Meralco PowerGen Corp., a unit of electricity retailer Manila Electric Co., may proceed with the construction of a 1,200-megawatt coal-fired power plant in Atimonan, Quezon as a merchant power facility, or without a supply agreement, as a last option to finally to move the project forward.
“It’s been so long and we don’t want Atimonan to fall by the wayside like Redondo,” Meralco PowerGen chairman Manuel Pangilinan said, referring to the stalled power plant of Redondo Peninsula energy Inc.
Meralco PowerGen unit Atimonan One Energy Corp., which is putting up the coal project, signed a power supply agreement with Meralco.
Meralco PowerGen, however, has not proceeded with actual construction pending approval of the supply agreement by the Energy Regulatory Commission.
“We have given green light to management to proceed with Atimonan. At first, the limited notice to proceed, but eventually when they start shoveling around, we will give them a notice to proceed,” Pangilinan said.
“Yeah, why not,” he said when asked if the company is contemplating building the plant on a merchant basis.
A mandate letter for up to P107.5 billion from eight banks has been signed for the loan component of the Atimonan project. The entire project is estimated to cost P150 billion.
When asked about the high project cost for Atimonan without a PSA, Pangilinan said, “it’s only money.”

Work task: Continue the article about the Atimonan coal-fired power plant project, picking up after its final sentence.

Stored data entries:

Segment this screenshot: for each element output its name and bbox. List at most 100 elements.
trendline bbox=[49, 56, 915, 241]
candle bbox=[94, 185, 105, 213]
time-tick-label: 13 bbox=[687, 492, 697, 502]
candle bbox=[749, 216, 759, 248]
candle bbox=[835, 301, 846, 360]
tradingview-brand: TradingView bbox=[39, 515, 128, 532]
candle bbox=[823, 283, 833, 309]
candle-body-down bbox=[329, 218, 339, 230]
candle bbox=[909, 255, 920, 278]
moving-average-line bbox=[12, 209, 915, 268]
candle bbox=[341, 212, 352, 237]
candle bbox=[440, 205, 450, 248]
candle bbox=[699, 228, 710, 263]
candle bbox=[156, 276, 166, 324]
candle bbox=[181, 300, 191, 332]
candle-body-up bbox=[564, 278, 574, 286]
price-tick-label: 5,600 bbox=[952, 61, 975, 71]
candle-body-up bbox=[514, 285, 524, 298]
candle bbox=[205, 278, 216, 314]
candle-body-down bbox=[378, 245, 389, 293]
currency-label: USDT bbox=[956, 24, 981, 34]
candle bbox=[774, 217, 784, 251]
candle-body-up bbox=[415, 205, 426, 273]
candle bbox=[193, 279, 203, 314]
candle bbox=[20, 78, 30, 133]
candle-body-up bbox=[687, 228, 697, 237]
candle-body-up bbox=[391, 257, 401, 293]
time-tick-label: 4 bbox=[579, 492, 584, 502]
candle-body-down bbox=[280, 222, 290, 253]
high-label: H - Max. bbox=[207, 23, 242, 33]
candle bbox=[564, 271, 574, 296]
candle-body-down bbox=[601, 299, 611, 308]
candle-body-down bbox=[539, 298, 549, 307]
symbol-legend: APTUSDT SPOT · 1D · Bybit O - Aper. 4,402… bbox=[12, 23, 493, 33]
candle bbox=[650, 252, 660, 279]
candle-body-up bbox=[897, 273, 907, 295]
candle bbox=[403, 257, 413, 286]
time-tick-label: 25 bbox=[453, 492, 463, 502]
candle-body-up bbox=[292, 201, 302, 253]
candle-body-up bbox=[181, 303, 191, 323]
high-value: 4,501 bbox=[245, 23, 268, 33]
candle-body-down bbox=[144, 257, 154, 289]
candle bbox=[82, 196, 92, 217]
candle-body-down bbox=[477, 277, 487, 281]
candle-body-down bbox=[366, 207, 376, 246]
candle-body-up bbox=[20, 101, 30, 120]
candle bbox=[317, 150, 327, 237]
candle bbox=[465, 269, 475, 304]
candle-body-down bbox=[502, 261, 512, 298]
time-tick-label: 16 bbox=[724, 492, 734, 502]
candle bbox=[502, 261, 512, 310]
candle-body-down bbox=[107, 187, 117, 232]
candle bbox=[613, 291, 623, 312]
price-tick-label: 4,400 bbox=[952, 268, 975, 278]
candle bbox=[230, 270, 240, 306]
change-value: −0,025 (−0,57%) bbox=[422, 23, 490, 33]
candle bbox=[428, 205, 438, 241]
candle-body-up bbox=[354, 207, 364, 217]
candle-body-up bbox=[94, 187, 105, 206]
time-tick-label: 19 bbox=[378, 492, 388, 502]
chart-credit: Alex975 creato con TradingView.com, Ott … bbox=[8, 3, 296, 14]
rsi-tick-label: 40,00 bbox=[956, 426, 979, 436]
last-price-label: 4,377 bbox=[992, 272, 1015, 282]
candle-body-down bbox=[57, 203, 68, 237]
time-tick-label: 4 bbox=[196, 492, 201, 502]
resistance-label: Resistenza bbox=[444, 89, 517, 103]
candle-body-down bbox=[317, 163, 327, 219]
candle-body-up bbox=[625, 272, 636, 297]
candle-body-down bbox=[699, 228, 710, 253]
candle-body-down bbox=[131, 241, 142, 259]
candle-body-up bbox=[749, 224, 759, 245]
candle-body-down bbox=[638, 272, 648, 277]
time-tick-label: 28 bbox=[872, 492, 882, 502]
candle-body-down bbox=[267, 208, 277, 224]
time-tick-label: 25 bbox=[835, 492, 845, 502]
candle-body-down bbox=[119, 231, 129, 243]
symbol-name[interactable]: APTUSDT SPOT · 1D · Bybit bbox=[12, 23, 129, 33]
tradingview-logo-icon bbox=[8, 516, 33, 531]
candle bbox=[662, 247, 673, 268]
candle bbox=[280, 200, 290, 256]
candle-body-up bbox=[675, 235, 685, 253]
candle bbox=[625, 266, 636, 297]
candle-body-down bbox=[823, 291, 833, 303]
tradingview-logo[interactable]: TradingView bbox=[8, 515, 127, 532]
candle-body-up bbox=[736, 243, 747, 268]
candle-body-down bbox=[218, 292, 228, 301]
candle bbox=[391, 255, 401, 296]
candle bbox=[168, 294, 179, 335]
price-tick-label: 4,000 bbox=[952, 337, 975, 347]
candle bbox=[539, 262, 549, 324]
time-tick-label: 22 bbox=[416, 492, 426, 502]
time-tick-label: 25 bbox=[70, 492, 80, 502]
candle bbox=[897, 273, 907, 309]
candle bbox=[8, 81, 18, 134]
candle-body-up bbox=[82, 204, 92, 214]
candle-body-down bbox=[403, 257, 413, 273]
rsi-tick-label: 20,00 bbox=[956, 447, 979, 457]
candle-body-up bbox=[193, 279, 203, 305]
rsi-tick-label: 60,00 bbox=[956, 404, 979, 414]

Expected answer:
Meralco PowerGen president Rogelio Singson clarified that building the plant as a merchant facility was the “last option.”
“We will have difficulty in financing more than anything else because the banks want PSA,” Singson said.
He said further delays in project construction would raise the interest cost of the financing for the project. At an interest rate of three percent, the company pays P3 billion annually for the Atimonan plant loan.
Meralco president Oscar Reyes reiterated the Atimonan project went through the entire process needed by the ERC for the PSA. Meralco filed the PSA with the ERC in April 2016.
“It went through the entire process, in all good faith we followed and complied fully with ERC,” Reyes said.
He said the project cost was also affected by the peso devaluation.
“Exchange rate at the time we filed (was) P46-48, now its P53-P54 (to the dollar),” Reyes said.